> **OBJECTIVE**
In the records below, pick out all lines containing the word "name".

[Source records]
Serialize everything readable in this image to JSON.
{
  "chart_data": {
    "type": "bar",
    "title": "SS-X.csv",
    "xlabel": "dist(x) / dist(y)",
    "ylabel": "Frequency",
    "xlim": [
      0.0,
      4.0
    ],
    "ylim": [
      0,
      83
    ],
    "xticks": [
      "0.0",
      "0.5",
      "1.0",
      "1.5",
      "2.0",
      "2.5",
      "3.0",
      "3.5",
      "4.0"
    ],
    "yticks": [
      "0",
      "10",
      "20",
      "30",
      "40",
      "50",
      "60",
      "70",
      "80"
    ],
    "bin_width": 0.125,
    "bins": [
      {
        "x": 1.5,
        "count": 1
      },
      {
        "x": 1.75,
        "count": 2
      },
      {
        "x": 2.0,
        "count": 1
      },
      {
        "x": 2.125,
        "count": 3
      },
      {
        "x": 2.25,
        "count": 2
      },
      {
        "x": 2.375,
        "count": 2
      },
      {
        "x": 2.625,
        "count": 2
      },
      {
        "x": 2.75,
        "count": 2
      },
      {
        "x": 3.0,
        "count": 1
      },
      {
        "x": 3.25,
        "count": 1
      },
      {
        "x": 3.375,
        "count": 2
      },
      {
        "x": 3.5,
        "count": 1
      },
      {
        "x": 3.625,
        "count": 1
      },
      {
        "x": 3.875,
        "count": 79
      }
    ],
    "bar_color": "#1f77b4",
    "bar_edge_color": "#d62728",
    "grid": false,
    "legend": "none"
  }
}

==

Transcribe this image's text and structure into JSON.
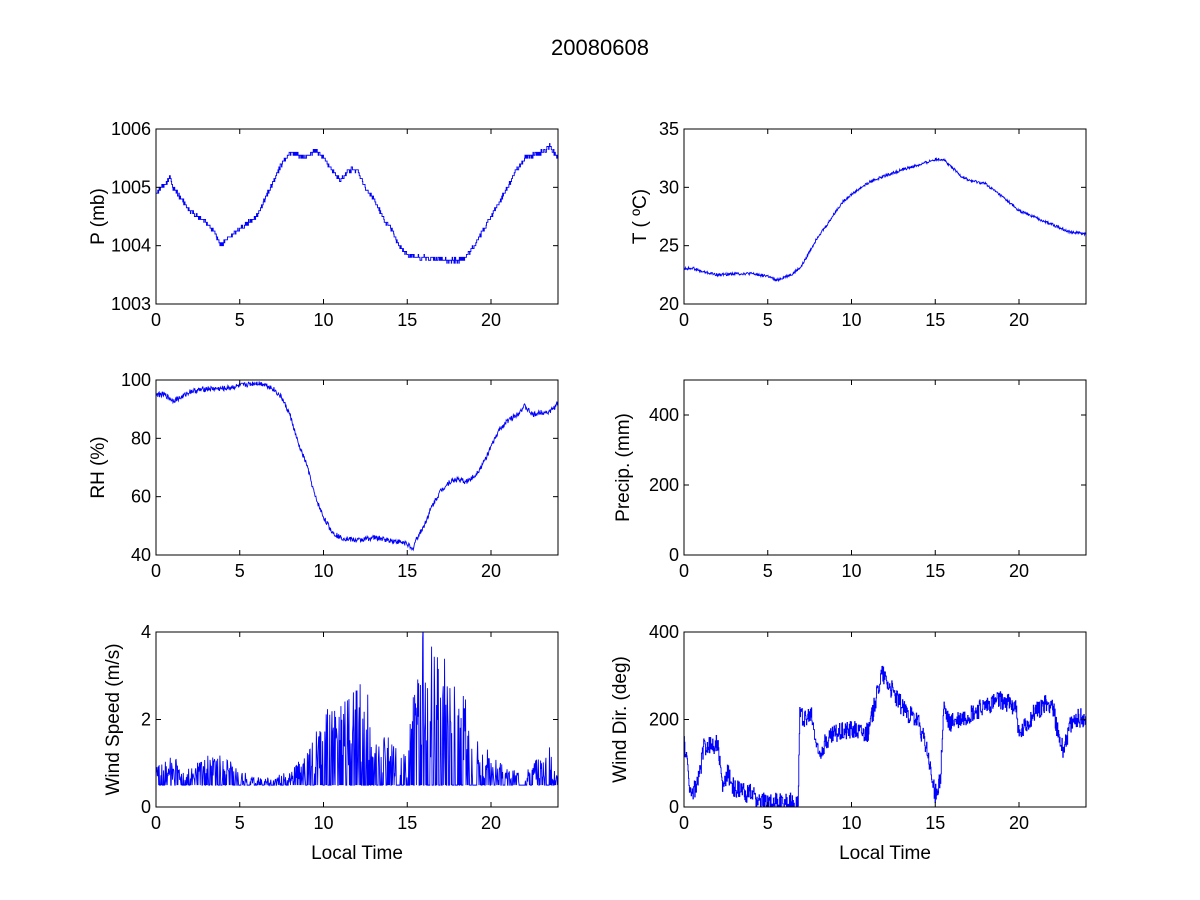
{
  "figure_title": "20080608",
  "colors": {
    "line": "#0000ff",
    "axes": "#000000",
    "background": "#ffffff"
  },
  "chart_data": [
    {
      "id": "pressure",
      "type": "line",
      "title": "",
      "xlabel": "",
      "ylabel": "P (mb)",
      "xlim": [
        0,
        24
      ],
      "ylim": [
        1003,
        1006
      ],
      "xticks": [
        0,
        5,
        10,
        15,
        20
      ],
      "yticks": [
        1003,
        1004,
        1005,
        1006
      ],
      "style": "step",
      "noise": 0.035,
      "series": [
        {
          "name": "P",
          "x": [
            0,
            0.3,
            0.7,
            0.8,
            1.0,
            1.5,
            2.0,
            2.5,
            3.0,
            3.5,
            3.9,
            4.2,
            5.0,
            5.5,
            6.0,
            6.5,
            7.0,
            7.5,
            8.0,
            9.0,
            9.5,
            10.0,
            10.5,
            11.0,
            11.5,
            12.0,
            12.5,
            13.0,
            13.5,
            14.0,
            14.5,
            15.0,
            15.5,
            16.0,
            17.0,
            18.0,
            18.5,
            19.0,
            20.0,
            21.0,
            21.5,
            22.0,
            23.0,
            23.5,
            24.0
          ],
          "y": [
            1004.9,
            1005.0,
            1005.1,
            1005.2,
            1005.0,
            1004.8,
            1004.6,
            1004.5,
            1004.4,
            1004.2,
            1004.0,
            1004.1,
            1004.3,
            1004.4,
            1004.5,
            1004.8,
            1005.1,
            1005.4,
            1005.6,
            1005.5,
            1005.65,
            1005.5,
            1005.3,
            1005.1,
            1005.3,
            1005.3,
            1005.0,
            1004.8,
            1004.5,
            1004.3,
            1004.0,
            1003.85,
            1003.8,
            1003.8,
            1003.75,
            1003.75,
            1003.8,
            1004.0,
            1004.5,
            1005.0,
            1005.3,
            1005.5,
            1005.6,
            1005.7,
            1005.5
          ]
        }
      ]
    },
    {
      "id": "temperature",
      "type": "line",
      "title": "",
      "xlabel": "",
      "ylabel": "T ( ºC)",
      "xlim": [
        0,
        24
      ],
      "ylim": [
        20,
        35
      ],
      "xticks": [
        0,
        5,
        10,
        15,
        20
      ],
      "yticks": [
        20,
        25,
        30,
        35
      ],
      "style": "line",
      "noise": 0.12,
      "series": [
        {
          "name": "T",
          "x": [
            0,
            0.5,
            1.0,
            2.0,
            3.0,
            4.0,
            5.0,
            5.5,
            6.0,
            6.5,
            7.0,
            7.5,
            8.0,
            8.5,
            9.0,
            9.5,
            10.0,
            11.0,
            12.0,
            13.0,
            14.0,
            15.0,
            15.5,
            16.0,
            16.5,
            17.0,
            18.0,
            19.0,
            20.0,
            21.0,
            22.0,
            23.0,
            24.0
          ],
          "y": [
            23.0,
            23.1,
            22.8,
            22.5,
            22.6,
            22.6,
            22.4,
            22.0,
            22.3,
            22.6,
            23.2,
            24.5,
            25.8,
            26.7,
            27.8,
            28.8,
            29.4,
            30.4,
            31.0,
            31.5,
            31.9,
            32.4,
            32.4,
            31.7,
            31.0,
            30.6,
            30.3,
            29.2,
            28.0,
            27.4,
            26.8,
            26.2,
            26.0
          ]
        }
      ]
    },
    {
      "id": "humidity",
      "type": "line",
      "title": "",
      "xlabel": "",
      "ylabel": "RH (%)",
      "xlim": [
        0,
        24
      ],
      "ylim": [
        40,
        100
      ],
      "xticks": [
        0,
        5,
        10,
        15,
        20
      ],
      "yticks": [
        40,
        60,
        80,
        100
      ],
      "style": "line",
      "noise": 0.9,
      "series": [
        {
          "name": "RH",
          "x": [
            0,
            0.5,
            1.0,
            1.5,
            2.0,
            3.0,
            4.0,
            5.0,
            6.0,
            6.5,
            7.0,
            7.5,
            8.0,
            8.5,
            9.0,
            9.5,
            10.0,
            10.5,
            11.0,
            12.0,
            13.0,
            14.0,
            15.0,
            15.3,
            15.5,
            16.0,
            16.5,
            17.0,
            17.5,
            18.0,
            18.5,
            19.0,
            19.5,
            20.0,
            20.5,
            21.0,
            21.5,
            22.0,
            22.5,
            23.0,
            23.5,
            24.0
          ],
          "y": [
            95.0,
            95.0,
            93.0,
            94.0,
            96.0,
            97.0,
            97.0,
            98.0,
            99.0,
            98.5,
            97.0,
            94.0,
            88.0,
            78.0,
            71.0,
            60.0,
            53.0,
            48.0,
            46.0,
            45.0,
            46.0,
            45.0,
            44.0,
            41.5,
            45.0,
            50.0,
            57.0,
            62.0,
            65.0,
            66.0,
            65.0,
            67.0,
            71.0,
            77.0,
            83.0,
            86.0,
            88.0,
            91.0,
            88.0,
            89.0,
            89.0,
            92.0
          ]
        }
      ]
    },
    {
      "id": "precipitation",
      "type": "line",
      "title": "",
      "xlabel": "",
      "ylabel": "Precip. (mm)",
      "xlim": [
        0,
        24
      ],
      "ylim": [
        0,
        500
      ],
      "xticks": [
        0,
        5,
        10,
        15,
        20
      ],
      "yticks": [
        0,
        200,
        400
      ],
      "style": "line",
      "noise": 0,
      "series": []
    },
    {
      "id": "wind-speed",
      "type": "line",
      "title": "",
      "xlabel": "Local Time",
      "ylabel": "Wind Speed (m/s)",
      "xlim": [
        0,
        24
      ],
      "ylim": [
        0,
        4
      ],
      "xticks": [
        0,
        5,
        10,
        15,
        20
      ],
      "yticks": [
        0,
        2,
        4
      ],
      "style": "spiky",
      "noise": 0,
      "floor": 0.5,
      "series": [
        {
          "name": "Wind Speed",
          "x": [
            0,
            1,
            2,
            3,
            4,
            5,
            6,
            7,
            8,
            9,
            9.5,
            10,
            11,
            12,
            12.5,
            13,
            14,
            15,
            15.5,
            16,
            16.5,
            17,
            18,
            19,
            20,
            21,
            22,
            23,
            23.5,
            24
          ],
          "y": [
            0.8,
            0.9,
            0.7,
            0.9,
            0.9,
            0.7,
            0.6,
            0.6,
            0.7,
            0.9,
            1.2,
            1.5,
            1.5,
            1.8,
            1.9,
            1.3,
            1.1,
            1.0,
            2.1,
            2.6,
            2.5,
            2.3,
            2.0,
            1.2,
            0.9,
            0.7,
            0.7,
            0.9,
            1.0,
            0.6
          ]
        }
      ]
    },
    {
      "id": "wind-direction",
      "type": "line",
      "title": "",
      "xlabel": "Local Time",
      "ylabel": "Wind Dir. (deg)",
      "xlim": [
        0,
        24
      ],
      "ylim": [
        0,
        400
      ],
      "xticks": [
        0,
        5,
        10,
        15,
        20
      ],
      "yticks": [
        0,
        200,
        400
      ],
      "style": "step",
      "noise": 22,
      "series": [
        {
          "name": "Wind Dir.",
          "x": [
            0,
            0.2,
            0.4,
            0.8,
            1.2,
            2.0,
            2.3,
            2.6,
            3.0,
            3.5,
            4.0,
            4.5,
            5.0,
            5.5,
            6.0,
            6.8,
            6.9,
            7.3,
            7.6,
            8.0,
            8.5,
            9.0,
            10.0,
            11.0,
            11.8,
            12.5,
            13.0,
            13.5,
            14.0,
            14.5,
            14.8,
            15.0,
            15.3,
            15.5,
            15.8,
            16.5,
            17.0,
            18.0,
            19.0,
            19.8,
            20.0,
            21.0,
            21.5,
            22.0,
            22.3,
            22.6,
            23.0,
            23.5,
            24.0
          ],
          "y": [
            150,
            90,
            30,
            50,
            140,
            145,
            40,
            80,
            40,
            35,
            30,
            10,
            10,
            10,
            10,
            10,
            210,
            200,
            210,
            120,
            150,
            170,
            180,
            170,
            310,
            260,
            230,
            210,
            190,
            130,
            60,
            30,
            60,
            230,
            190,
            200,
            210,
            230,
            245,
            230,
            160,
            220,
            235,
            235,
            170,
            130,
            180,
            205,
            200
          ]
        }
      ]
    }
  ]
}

> **TASK OUTPUT**
          "name": "P",
          "name": "T",
          "name": "RH",
          "name": "Wind Speed",
          "name": "Wind Dir.",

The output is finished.